--- Quoted passage ---
*** Begin section ***

[XESAM] Ontology sketch. Feedback needed. This time with attachment.

Mikkel Kamstrup Erlandsen mikkel.kamstrup at gmail.com
Thu May 31 14:04:43 PDT 2007


2007/5/31, Evgeny Egorochkin <phreedom.stdin at gmail.com>:
>
> On Thursday 31 May 2007 17:27:46 jamie wrote:
> > On Thu, 2007-05-31 at 14:50 +0300, Evgeny Egorochkin wrote:
> > > On Thursday 31 May 2007 12:50:24 Antoni Mylka wrote:
> > > > Hello phreedom,
> > > >
> > > > For those of you who don't know me I'm currently working on a
> desktop
> > > > ontology for the Nepomuk project [1] (Nepomuk Information Element
> > > > Ontology). The current draft is available at [2].
> > > >
> > > > Overall. Mikkel Kamstrup has already noticed, that the notation used
> is
> > > > not typical. The "Classes" are not actualy RDFS classes but
> "property
> > > > categories". Otherwise the distinction you made between a File and
> > > > Content means that these are two separate entities. Could you
> elaborate
> > > > a bit more?
> > >
> > > This is a result of the limitation that only one resource can be used
> to
> > > describe a file. There are 2 major class trees: content and source.

*** End section ***

--- Aim of the task ---
Answer these questions about the email above:
1. For which project is the desktop ontology being developed?
2. Who had already noticed that the notation used is not typical?
3. What are the two major class trees named in the reply?

[Dataset entries]
*** Begin section ***

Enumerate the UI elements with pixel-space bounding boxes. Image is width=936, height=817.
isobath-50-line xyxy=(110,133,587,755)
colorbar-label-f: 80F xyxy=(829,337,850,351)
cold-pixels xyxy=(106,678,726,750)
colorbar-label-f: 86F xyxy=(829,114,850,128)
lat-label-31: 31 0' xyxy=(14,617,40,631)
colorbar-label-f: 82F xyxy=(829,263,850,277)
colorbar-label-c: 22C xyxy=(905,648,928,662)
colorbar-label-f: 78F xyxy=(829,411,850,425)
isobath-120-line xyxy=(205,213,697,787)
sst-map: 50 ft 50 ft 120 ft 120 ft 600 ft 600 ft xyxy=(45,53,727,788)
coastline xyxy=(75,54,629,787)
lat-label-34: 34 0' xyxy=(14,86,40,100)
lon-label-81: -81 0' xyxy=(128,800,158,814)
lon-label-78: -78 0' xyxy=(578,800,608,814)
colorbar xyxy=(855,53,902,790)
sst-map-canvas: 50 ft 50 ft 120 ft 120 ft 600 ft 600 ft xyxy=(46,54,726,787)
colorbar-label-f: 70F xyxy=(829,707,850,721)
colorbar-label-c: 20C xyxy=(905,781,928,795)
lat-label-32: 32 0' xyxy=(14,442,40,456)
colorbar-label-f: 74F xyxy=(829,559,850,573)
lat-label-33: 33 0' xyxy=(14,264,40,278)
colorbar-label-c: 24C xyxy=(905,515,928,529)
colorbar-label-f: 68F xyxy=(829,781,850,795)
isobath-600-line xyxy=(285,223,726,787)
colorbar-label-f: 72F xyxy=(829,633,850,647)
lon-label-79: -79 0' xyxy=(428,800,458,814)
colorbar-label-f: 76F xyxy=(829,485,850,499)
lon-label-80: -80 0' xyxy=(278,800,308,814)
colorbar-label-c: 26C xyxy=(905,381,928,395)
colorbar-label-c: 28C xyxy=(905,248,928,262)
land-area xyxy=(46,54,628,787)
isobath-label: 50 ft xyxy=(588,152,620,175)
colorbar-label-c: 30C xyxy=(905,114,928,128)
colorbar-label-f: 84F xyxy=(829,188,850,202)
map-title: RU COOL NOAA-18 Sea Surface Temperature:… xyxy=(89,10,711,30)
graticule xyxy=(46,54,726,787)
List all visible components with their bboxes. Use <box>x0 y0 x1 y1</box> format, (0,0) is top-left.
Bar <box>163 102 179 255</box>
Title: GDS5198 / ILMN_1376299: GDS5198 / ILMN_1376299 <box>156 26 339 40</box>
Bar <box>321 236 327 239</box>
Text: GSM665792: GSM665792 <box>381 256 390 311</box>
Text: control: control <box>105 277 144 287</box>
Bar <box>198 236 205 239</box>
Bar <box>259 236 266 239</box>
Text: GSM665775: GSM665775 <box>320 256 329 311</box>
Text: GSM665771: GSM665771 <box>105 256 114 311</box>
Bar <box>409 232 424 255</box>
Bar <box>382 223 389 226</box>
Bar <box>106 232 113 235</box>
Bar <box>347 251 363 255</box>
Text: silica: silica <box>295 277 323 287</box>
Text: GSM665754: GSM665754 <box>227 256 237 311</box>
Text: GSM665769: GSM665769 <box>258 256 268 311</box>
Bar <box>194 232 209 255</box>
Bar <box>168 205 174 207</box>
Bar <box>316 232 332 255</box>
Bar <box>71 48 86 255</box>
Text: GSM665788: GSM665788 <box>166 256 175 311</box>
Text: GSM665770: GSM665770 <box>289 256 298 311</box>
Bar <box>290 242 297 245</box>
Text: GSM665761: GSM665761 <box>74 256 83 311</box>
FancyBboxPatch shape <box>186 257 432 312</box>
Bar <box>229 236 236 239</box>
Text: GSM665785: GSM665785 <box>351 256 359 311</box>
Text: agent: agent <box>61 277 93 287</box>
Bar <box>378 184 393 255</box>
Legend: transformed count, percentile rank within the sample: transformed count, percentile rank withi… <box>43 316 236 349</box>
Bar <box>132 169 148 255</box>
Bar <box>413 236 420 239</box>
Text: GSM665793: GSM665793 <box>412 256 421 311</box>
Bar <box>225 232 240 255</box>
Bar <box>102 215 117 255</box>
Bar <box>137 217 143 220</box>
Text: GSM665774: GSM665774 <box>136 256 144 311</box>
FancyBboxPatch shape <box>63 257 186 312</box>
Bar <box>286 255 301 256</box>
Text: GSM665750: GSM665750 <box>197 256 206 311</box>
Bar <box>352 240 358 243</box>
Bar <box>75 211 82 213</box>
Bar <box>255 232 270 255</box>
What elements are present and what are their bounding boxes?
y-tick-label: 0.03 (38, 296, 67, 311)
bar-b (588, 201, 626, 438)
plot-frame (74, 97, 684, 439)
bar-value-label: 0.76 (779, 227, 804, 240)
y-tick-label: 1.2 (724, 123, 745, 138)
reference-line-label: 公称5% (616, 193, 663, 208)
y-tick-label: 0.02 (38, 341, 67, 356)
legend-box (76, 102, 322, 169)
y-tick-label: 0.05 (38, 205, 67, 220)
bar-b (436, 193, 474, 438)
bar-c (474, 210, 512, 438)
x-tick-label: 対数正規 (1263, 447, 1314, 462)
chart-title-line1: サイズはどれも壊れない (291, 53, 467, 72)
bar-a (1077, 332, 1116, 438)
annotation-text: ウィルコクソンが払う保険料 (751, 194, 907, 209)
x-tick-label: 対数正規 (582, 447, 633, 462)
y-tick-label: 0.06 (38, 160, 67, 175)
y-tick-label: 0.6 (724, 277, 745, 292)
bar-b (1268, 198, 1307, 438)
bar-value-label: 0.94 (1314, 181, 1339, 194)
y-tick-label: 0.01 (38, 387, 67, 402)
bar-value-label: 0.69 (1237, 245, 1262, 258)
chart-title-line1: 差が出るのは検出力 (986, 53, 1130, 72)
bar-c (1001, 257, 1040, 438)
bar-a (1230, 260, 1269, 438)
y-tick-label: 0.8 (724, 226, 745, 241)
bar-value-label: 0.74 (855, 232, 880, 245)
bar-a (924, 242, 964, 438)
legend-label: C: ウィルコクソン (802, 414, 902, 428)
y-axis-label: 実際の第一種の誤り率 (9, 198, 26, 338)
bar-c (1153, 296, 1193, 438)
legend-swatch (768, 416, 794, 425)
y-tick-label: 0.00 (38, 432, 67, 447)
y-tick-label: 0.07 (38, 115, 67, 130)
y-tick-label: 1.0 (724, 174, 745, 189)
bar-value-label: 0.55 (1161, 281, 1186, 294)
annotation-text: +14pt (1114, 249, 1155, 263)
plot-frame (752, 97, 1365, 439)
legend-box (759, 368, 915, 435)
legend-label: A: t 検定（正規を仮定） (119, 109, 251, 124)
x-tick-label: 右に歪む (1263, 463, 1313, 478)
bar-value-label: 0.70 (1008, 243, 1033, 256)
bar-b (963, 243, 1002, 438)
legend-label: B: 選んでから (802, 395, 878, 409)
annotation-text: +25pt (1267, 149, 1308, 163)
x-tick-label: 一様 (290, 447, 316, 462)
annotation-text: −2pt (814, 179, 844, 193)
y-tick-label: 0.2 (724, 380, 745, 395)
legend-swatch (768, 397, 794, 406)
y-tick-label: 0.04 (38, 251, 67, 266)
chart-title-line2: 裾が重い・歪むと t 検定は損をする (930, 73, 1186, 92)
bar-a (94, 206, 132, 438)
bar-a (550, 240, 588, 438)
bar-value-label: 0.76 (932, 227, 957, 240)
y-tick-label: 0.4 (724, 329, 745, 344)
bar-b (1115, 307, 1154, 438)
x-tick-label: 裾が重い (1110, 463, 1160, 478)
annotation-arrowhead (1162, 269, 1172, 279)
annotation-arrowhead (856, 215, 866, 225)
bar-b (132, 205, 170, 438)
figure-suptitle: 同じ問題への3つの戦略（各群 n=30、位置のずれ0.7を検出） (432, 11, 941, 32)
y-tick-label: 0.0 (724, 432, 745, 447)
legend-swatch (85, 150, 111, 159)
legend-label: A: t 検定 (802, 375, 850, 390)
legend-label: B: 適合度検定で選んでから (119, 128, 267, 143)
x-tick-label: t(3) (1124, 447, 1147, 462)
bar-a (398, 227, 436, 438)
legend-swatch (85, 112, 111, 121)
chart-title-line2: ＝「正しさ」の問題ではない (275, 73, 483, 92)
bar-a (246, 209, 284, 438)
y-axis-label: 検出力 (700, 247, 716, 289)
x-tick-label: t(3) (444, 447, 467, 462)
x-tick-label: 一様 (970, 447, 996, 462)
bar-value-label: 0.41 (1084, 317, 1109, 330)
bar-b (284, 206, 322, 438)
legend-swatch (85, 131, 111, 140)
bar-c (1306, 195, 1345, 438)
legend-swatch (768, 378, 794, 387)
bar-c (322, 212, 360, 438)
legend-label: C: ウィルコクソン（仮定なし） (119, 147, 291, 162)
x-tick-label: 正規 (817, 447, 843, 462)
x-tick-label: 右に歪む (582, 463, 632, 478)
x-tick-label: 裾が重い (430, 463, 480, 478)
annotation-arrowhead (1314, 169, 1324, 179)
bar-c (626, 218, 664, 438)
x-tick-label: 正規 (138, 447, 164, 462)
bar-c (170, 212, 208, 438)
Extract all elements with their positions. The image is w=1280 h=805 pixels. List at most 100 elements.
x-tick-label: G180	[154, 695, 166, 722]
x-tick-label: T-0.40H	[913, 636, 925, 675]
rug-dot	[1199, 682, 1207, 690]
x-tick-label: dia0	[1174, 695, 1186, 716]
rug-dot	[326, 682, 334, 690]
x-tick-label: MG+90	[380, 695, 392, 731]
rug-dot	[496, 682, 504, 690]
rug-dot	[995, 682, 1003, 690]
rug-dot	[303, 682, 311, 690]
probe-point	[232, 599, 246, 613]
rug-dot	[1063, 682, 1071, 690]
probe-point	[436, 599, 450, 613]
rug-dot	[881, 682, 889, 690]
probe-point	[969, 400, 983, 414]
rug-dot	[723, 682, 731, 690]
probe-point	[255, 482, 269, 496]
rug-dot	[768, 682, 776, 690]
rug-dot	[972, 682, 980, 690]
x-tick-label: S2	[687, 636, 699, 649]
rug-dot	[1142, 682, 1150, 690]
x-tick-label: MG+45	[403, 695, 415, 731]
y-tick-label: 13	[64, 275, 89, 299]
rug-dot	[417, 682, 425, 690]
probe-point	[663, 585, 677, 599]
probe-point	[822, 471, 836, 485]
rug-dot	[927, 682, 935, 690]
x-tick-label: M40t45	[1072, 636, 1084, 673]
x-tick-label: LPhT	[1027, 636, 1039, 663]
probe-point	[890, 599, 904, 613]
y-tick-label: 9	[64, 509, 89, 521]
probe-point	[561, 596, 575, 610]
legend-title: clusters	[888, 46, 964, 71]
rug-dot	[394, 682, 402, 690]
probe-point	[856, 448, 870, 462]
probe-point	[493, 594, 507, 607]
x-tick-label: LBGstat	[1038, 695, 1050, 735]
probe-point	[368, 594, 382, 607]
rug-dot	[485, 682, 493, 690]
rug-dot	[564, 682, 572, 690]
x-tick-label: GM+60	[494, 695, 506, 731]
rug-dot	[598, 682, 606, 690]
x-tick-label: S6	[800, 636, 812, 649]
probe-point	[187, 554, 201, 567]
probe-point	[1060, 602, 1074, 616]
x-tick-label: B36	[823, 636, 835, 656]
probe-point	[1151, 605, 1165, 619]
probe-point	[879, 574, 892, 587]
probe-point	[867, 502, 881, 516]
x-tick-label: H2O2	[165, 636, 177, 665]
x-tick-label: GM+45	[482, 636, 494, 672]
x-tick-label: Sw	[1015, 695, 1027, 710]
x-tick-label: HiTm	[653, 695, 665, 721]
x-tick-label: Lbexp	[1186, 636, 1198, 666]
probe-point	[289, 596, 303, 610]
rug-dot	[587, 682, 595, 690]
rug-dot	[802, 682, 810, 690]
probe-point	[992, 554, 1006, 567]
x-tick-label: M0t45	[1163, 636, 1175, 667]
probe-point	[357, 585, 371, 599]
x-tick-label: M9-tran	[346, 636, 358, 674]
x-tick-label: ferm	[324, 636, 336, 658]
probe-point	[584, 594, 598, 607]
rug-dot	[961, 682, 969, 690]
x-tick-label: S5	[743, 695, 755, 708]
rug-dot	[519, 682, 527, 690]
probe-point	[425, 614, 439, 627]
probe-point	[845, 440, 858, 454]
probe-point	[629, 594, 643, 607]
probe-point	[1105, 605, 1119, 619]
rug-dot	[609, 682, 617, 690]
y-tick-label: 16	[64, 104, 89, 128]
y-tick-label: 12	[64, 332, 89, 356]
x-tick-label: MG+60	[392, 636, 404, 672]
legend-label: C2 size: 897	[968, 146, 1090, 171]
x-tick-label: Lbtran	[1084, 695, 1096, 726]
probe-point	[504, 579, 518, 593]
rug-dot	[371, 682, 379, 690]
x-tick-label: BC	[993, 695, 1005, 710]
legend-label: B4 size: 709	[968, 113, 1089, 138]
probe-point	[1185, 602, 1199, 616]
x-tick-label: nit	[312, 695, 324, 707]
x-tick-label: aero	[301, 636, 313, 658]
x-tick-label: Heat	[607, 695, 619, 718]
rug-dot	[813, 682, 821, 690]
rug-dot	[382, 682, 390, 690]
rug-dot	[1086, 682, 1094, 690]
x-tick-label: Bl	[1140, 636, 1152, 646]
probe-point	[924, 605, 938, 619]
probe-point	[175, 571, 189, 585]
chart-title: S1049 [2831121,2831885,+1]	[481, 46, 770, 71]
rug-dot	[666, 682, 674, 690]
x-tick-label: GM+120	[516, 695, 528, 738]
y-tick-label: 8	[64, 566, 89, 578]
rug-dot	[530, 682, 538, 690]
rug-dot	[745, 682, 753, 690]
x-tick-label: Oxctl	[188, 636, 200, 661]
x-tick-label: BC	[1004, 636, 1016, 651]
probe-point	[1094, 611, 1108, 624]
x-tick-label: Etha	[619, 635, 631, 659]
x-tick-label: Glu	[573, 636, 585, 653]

*** End section ***

--- Result ---
1. The Nepomuk project.
2. Mikkel Kamstrup.
3. Content and source.